Extracto del documento —
────────────────

Dejando a un lado las envilecidas pantallas (y a sus envilecidos videntes), me resulta terrible tener que recordar en este pedazo de insignificancia virtual que no existen los seductores/conquistadores. Lo que hay, en todo caso y en abundancia, son los embaucadores y las víctimas de embaucamiento. Pero eso, como se ve, carece de toda elegancia y no merece otros términos.

Pues siempre es el hombre el conquistado. Esta verdad umbraliana está resultando, por lo visto, muy difícil de digerir, y generando por doquier pretensiones ridículas y pantomimas grotescas. El hombre, cuando exluimos lo instintivo —o, mejor dicho, los encuentros en los que prevalece el instinto y no la intelección—, se encuentra siempre, por razones que tienen que ver también con la elegancia, a merced de la mujer. Por más que las apariencias puedan apuntar hacia lo contrario, la belleza, la seducción, el drama en suma, se origina en la pretendida y la aureola. Y ese halo encantador comienza a irradiar, hasta embriagarlo, al conquistado. Y ahí empieza, con graciosa ingenuidad, todo el follón. Éste es el mecanismo, por más que los asediadores no cejen en su empeño.

Todo esto se ve muy bien en Gilda, donde Glenn Ford, pese a atesorar una elegancia que ya quisieran para sí los «machos alfa», nos transmite su feroz angustia a pesar de su gallardía; su severidad aumenta en proporción inversa a su entereza. Este clímax llega con la celebérrima bofetada a Rita Hayworth, en la que los horteras del «machete» se apresuran a vislumbrar el éxito, la voz de mando, la restauración de la justicia. Se olvida que quien abofetea ha sido mil veces agredido interiormente y es un hombre desesperado y desolado.

Casi simultáneamente a esta constatación tan bien ilustrada, el filme nos da la razón y explica el derrumbe. Todo el casino mira embelesado antes que excitado a Gilda, que canta y baila magistralmente su Put the blame on mame, enamorando forzosamente a propios y a extraños. No es, por tanto, Glenn Ford quien atrae todas las miradas mientras se desprende sensualmente de un guante negro, ni su sonrisa la que casi duele al contemplarla. Es Gilda la que ha puesto un broche de numerosos quilates a todo ese vaivén de claudicaciones en las que gana el amor y gana el cine.

En los antípodas policromos de nuestro siglo XXI no escasean las musas, pero disminuye en forma escandalosa el talento de los aspirantes, y prima el guion de los seriales y los realities. Es el resurgimiento del instinto y de la caza, que parece hacernos cada vez más apropiados para protagonizar, en horroroso detrimento de los dramas refinados, documentales de National Geographic.

────────────────

Elementos de un conjunto de datos —
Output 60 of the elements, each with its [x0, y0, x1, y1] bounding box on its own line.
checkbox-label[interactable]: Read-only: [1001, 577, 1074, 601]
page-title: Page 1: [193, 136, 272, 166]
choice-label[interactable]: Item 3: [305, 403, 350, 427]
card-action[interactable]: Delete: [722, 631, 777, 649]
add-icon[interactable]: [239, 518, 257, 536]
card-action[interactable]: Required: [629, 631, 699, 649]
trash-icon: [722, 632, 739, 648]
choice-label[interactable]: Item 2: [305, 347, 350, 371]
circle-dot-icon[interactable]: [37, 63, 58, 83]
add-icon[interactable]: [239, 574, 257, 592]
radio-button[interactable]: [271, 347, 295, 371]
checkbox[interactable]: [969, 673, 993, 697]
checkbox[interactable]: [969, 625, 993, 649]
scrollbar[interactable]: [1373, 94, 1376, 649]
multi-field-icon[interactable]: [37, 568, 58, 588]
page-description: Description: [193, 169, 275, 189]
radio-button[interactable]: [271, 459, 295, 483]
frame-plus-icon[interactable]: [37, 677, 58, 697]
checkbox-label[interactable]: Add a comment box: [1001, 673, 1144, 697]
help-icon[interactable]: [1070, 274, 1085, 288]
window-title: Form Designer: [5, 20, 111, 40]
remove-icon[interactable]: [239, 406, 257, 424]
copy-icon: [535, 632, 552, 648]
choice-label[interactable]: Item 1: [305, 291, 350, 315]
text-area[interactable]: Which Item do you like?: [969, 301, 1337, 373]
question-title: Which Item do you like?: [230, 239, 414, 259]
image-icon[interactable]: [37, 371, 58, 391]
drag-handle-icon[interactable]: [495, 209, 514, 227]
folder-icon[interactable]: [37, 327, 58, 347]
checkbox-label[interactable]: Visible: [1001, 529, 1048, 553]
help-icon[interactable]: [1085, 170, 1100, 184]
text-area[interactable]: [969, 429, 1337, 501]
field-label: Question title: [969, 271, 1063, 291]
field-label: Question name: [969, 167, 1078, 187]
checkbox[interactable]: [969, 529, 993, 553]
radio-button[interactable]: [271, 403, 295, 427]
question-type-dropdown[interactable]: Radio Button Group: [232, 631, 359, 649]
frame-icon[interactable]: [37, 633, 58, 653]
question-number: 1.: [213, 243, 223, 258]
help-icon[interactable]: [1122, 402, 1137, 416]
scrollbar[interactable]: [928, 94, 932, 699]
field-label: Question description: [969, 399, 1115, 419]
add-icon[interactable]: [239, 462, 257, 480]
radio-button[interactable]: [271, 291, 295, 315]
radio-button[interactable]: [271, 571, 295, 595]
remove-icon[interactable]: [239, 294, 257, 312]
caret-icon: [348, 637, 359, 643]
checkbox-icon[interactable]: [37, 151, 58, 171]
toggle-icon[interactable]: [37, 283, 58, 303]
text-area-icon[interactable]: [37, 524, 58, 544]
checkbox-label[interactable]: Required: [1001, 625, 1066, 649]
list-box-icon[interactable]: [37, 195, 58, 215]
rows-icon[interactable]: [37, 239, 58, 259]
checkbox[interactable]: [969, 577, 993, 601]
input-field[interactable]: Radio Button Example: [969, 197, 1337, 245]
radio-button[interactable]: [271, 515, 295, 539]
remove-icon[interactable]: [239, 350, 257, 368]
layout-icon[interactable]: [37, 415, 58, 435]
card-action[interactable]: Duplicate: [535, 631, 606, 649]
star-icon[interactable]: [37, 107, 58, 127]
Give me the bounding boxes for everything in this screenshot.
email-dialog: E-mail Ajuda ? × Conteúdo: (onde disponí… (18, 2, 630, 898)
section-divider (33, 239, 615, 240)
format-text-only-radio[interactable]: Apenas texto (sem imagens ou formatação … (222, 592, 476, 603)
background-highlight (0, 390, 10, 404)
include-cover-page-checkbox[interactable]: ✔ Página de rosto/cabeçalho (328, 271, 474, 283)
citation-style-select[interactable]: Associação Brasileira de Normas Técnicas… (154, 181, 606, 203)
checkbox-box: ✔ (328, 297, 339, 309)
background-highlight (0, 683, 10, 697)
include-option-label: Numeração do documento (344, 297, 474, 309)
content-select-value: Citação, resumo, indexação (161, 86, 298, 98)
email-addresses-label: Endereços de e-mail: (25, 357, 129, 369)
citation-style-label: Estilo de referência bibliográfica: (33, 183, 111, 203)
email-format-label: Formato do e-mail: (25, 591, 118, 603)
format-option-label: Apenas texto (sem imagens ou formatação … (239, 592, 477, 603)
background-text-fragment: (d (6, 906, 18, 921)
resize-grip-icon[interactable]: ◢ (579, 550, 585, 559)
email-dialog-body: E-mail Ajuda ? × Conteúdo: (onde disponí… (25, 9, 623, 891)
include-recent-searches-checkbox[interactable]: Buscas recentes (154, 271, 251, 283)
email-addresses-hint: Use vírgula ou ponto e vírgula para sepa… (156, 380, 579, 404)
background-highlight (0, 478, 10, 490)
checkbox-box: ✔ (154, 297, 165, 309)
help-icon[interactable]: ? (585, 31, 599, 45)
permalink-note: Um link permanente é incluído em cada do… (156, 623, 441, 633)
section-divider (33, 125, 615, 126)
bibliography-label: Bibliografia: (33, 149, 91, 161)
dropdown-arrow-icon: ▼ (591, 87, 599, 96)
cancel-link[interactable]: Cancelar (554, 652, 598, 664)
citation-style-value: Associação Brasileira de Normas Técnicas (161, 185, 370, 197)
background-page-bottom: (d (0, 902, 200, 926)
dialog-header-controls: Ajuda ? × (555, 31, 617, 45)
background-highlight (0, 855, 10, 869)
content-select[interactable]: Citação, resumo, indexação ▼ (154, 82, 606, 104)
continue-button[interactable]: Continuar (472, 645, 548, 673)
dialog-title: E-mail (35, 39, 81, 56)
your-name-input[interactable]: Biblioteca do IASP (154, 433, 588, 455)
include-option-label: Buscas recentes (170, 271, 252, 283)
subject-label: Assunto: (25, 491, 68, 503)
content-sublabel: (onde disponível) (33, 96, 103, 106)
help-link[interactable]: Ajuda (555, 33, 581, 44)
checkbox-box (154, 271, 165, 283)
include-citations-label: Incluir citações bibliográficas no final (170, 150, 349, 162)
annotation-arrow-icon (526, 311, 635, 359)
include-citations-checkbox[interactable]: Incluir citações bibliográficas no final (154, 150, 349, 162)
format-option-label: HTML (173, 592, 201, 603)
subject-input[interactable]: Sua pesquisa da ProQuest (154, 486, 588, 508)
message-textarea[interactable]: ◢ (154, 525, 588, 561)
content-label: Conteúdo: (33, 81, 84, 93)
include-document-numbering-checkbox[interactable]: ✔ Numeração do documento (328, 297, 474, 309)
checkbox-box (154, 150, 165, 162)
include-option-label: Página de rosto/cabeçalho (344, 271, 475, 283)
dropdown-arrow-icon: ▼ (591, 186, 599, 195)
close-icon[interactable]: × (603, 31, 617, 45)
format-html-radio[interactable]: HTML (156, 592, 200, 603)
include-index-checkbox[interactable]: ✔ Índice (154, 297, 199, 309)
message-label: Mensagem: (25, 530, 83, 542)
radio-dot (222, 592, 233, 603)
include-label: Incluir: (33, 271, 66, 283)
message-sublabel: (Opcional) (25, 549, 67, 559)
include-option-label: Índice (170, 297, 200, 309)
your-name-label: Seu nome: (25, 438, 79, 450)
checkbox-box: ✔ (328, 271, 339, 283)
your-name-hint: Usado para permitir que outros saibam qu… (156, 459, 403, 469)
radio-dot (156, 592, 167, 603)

────────────────

Descripción de la tarea —
Reproduce el pasaje del texto sobre Gilda que empieza en las palabras "Todo esto se" y termina después de "desesperado y desolado.", y cambia en él "bofetada" por "cachetada".

Resultado completo —
Todo esto se ve muy bien en Gilda, donde Glenn Ford, pese a atesorar una elegancia que ya quisieran para sí los «machos alfa», nos transmite su feroz angustia a pesar de su gallardía; su severidad aumenta en proporción inversa a su entereza. Este clímax llega con la celebérrima cachetada a Rita Hayworth, en la que los horteras del «machete» se apresuran a vislumbrar el éxito, la voz de mando, la restauración de la justicia. Se olvida que quien abofetea ha sido mil veces agredido interiormente y es un hombre desesperado y desolado.